▶ Job
Filter the records below down to lines containing "header".

▶ Given entries

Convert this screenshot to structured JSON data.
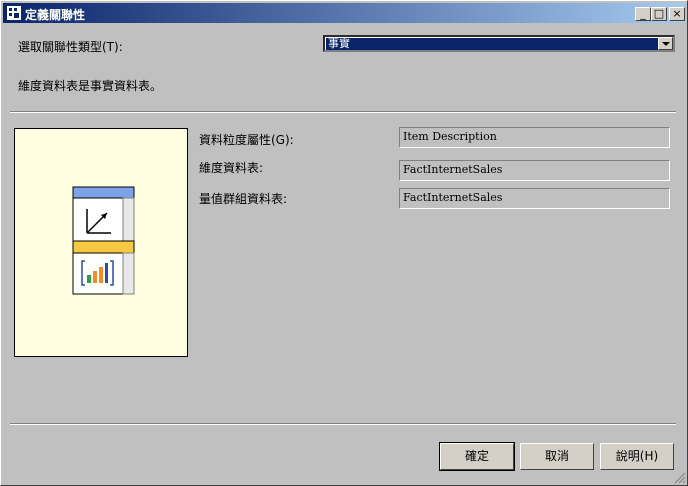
{
  "window": {
    "title": "定義關聯性"
  },
  "titlebar_buttons": {
    "minimize": "_",
    "maximize": "□",
    "close": "×"
  },
  "relationship_type": {
    "label": "選取關聯性類型(T):",
    "selected": "事實"
  },
  "description": "維度資料表是事實資料表。",
  "fields": [
    {
      "label": "資料粒度屬性(G):",
      "value": "Item Description"
    },
    {
      "label": "維度資料表:",
      "value": "FactInternetSales"
    },
    {
      "label": "量值群組資料表:",
      "value": "FactInternetSales"
    }
  ],
  "buttons": {
    "ok": "確定",
    "cancel": "取消",
    "help": "說明(H)"
  },
  "colors": {
    "title_start": "#0a246a",
    "title_end": "#a6caf0",
    "preview_bg": "#fffee0",
    "selection": "#0a246a"
  }
}
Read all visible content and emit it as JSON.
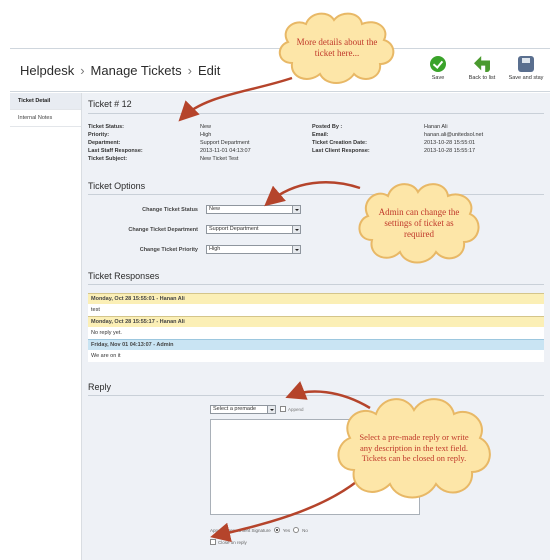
{
  "header": {
    "breadcrumbs": [
      "Helpdesk",
      "Manage Tickets",
      "Edit"
    ],
    "separator": "›",
    "toolbar": [
      {
        "label": "Save",
        "icon": "checkmark-icon"
      },
      {
        "label": "Back to list",
        "icon": "back-arrow-icon"
      },
      {
        "label": "Save and stay",
        "icon": "floppy-disk-icon"
      }
    ]
  },
  "sidebar": {
    "items": [
      {
        "label": "Ticket Detail",
        "active": true
      },
      {
        "label": "Internal Notes",
        "active": false
      }
    ]
  },
  "ticket": {
    "title": "Ticket # 12",
    "fields": [
      {
        "k1": "Ticket Status:",
        "v1": "New",
        "k2": "Posted By :",
        "v2": "Hanan Ali"
      },
      {
        "k1": "Priority:",
        "v1": "High",
        "k2": "Email:",
        "v2": "hanan.ali@unitedsol.net"
      },
      {
        "k1": "Department:",
        "v1": "Support Department",
        "k2": "Ticket Creation Date:",
        "v2": "2013-10-28 15:55:01"
      },
      {
        "k1": "Last Staff Response:",
        "v1": "2013-11-01 04:13:07",
        "k2": "Last Client Response:",
        "v2": "2013-10-28 15:55:17"
      },
      {
        "k1": "Ticket Subject:",
        "v1": "New Ticket Test",
        "k2": "",
        "v2": ""
      }
    ]
  },
  "options": {
    "title": "Ticket Options",
    "status": {
      "label": "Change Ticket Status",
      "value": "New"
    },
    "department": {
      "label": "Change Ticket Department",
      "value": "Support Department"
    },
    "priority": {
      "label": "Change Ticket Priority",
      "value": "High"
    }
  },
  "responses": {
    "title": "Ticket Responses",
    "items": [
      {
        "header": "Monday, Oct 28 15:55:01 - Hanan Ali",
        "body": "test",
        "color": "yellow"
      },
      {
        "header": "Monday, Oct 28 15:55:17 - Hanan Ali",
        "body": "No reply yet.",
        "color": "yellow"
      },
      {
        "header": "Friday, Nov 01 04:13:07 - Admin",
        "body": "We are on it",
        "color": "blue"
      }
    ]
  },
  "reply": {
    "title": "Reply",
    "premade_value": "Select a premade",
    "append_label": "Append",
    "signature_label": "Append Department Signature",
    "yes_label": "Yes",
    "no_label": "No",
    "close_label": "Close on reply"
  },
  "callouts": {
    "details": "More details about the ticket here...",
    "settings": "Admin can change the settings of ticket as required",
    "reply": "Select a pre-made reply or write any description in the text field. Tickets can be closed on reply."
  },
  "colors": {
    "callout_fill": "#fde6a8",
    "callout_stroke": "#e8b866",
    "callout_text": "#c0392b",
    "arrow": "#b5442b",
    "response_yellow": "#fbefb6",
    "response_blue": "#c9e4f3",
    "save_green": "#3aa32a"
  }
}
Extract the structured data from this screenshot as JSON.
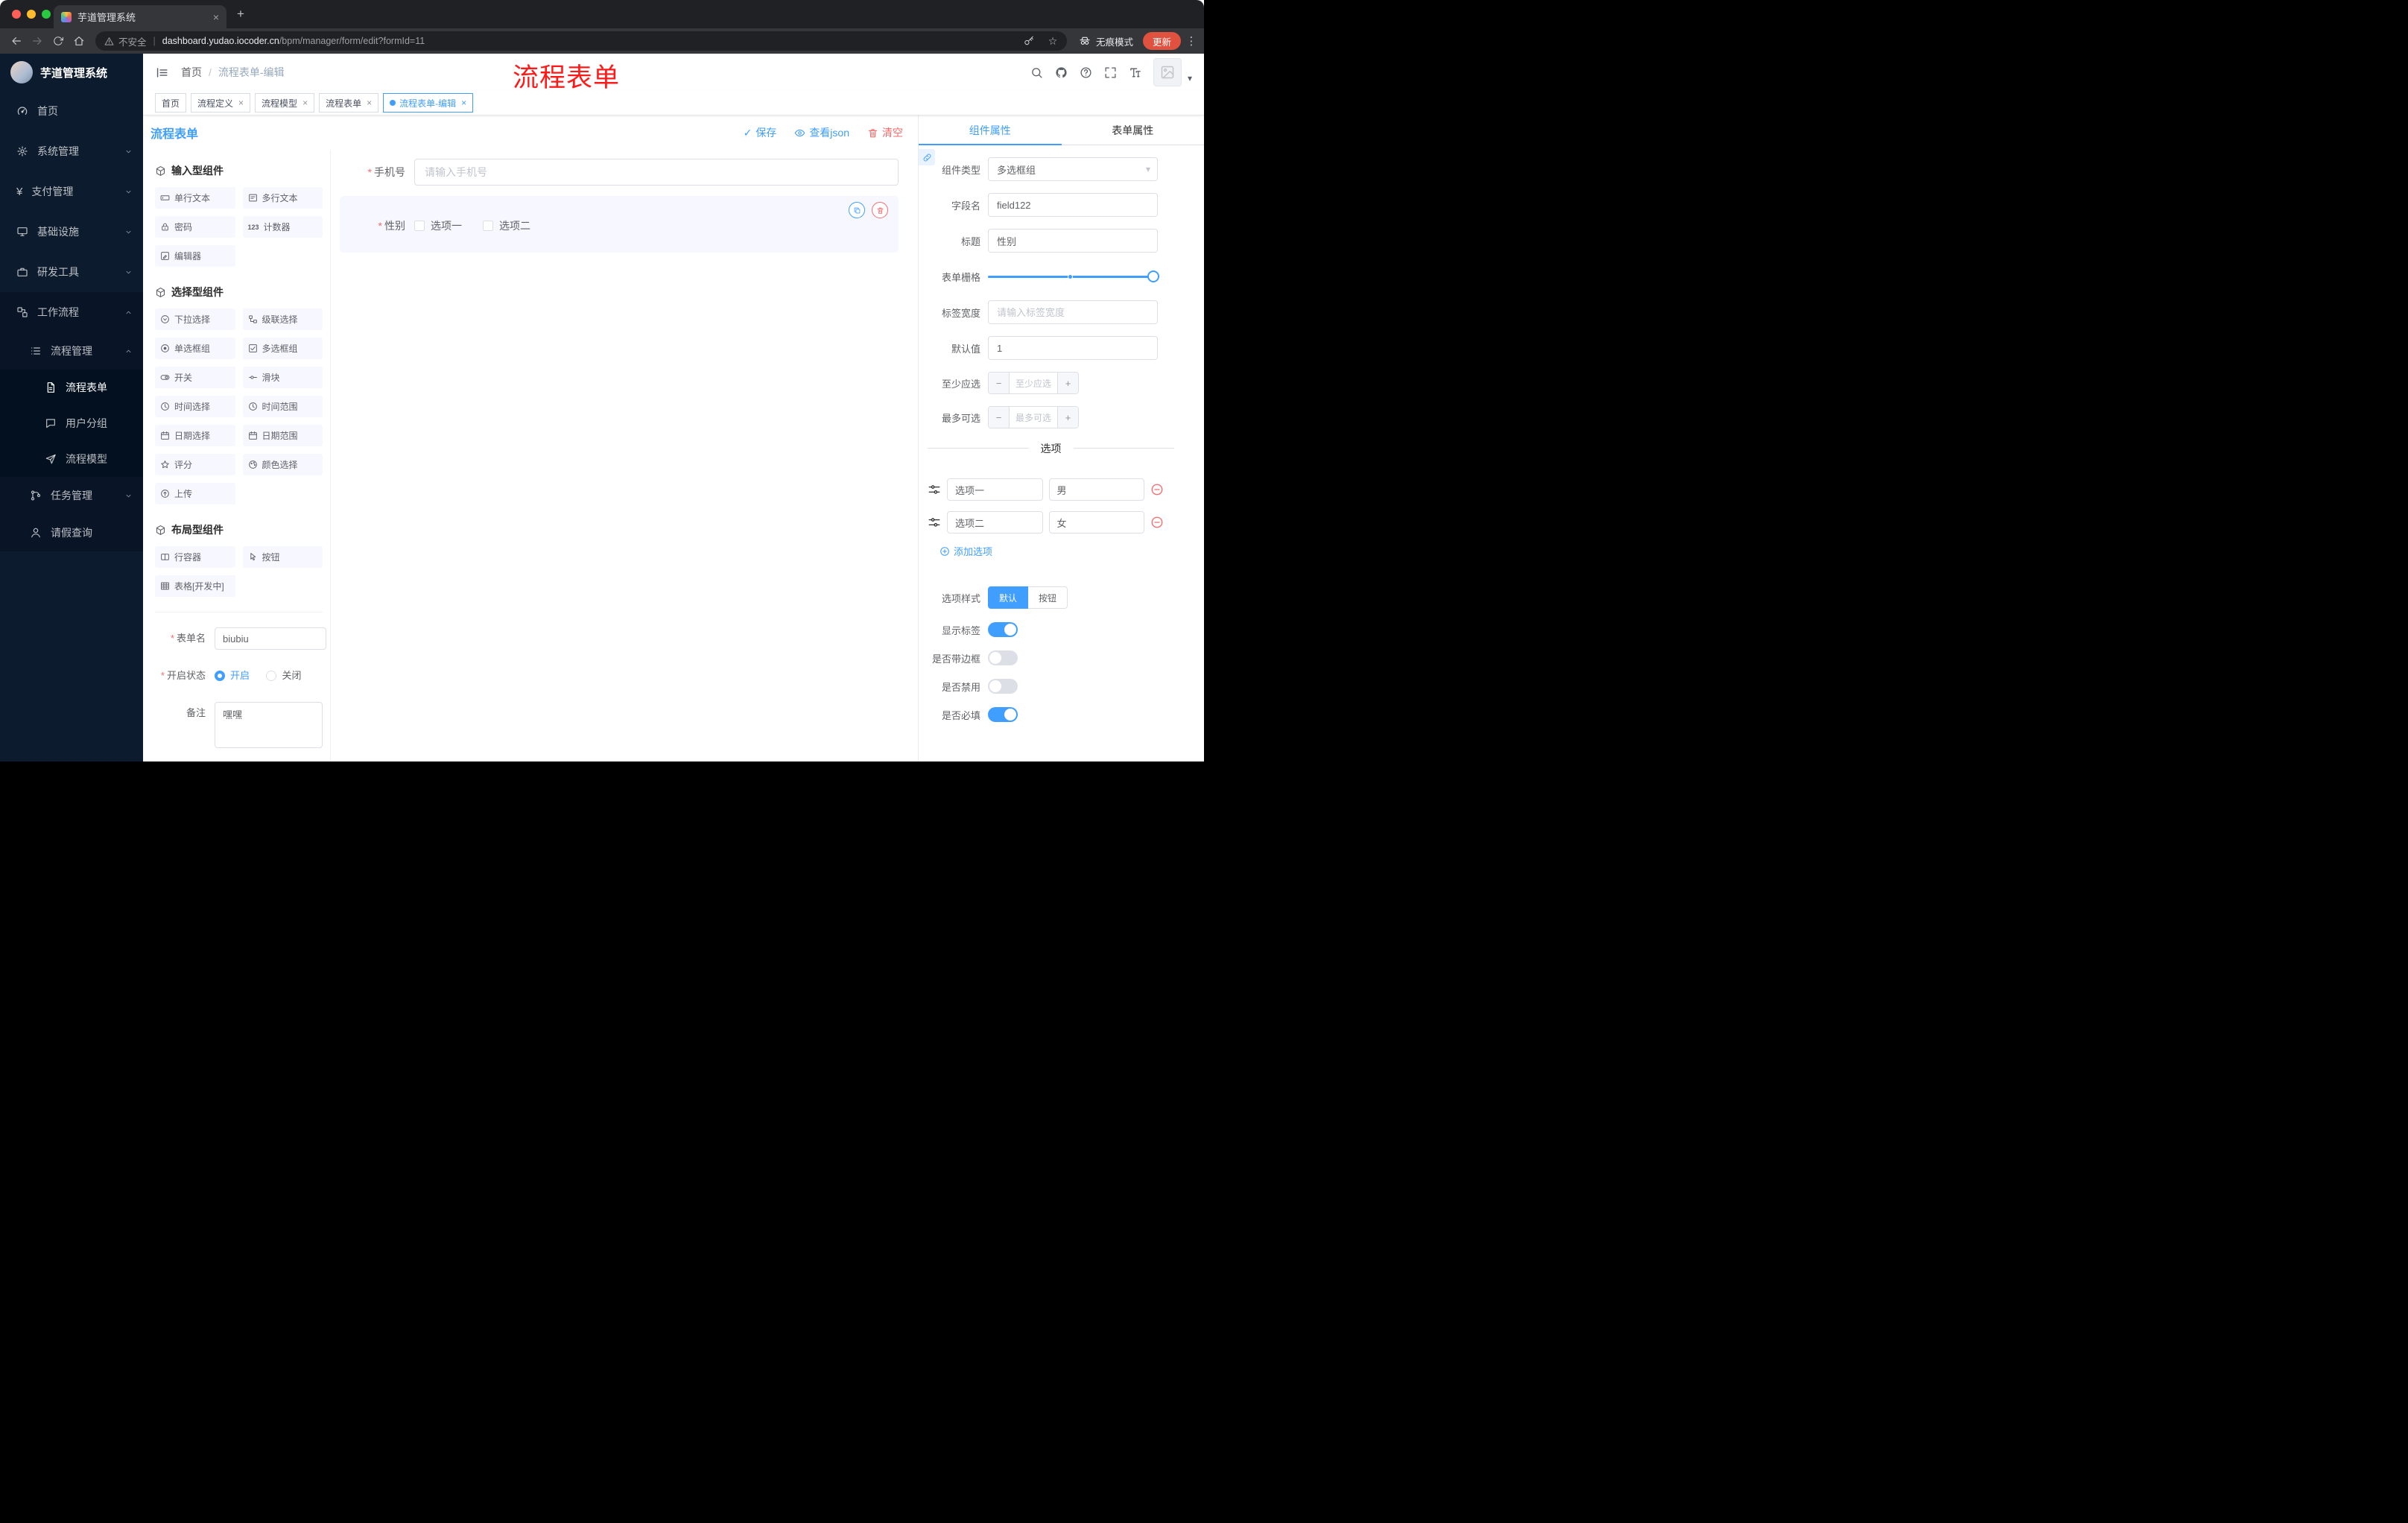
{
  "colors": {
    "accent": "#409eff",
    "danger": "#f56c6c",
    "annotation_red": "#ff1a1a",
    "sidebar_bg": "#0d1b2e"
  },
  "browser": {
    "tab_title": "芋道管理系统",
    "security_label": "不安全",
    "url_separator": "|",
    "url_domain": "dashboard.yudao.iocoder.cn",
    "url_path": "/bpm/manager/form/edit?formId=11",
    "incognito_label": "无痕模式",
    "update_label": "更新"
  },
  "annotation": "流程表单",
  "sidebar": {
    "logo_title": "芋道管理系统",
    "items": [
      {
        "label": "首页"
      },
      {
        "label": "系统管理"
      },
      {
        "label": "支付管理"
      },
      {
        "label": "基础设施"
      },
      {
        "label": "研发工具"
      },
      {
        "label": "工作流程"
      }
    ],
    "workflow": {
      "process_management": "流程管理",
      "children": [
        "流程表单",
        "用户分组",
        "流程模型"
      ],
      "task_management": "任务管理",
      "leave_query": "请假查询"
    }
  },
  "navbar": {
    "breadcrumb_home": "首页",
    "breadcrumb_separator": "/",
    "breadcrumb_current": "流程表单-编辑"
  },
  "tags": [
    {
      "label": "首页"
    },
    {
      "label": "流程定义"
    },
    {
      "label": "流程模型"
    },
    {
      "label": "流程表单"
    },
    {
      "label": "流程表单-编辑"
    }
  ],
  "editor": {
    "title": "流程表单",
    "save": "保存",
    "view_json": "查看json",
    "clear": "清空"
  },
  "palette": {
    "sections": [
      {
        "title": "输入型组件",
        "items": [
          {
            "label": "单行文本"
          },
          {
            "label": "多行文本"
          },
          {
            "label": "密码"
          },
          {
            "label": "计数器"
          },
          {
            "label": "编辑器"
          }
        ]
      },
      {
        "title": "选择型组件",
        "items": [
          {
            "label": "下拉选择"
          },
          {
            "label": "级联选择"
          },
          {
            "label": "单选框组"
          },
          {
            "label": "多选框组"
          },
          {
            "label": "开关"
          },
          {
            "label": "滑块"
          },
          {
            "label": "时间选择"
          },
          {
            "label": "时间范围"
          },
          {
            "label": "日期选择"
          },
          {
            "label": "日期范围"
          },
          {
            "label": "评分"
          },
          {
            "label": "颜色选择"
          },
          {
            "label": "上传"
          }
        ]
      },
      {
        "title": "布局型组件",
        "items": [
          {
            "label": "行容器"
          },
          {
            "label": "按钮"
          },
          {
            "label": "表格[开发中]"
          }
        ]
      }
    ],
    "form": {
      "name_label": "表单名",
      "name_value": "biubiu",
      "status_label": "开启状态",
      "status_on": "开启",
      "status_off": "关闭",
      "remark_label": "备注",
      "remark_value": "嘿嘿"
    }
  },
  "canvas": {
    "phone_label": "手机号",
    "phone_placeholder": "请输入手机号",
    "gender_label": "性别",
    "gender_options": [
      "选项一",
      "选项二"
    ]
  },
  "props": {
    "tab_component": "组件属性",
    "tab_form": "表单属性",
    "component_type_label": "组件类型",
    "component_type_value": "多选框组",
    "field_name_label": "字段名",
    "field_name_value": "field122",
    "title_label": "标题",
    "title_value": "性别",
    "grid_label": "表单栅格",
    "label_width_label": "标签宽度",
    "label_width_placeholder": "请输入标签宽度",
    "default_label": "默认值",
    "default_value": "1",
    "min_label": "至少应选",
    "min_placeholder": "至少应选",
    "max_label": "最多可选",
    "max_placeholder": "最多可选",
    "options_title": "选项",
    "options": [
      {
        "label": "选项一",
        "value": "男"
      },
      {
        "label": "选项二",
        "value": "女"
      }
    ],
    "add_option": "添加选项",
    "style_label": "选项样式",
    "style_default": "默认",
    "style_button": "按钮",
    "toggles": [
      {
        "label": "显示标签",
        "on": true
      },
      {
        "label": "是否带边框",
        "on": false
      },
      {
        "label": "是否禁用",
        "on": false
      },
      {
        "label": "是否必填",
        "on": true
      }
    ]
  },
  "icons": {
    "asterisk_glyph": "*",
    "counter_glyph": "123",
    "yen_glyph": "¥",
    "star_glyph": "☆",
    "dots_glyph": "⋮",
    "caret_glyph": "▾",
    "plus_glyph": "+",
    "close_glyph": "×",
    "check_glyph": "✓",
    "minus_glyph": "−"
  }
}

▶ Solution to the exercise
  "header": {
        "header": "Monday, Oct 28 15:55:01 - Hanan Ali",
        "header": "Monday, Oct 28 15:55:17 - Hanan Ali",
        "header": "Friday, Nov 01 04:13:07 - Admin",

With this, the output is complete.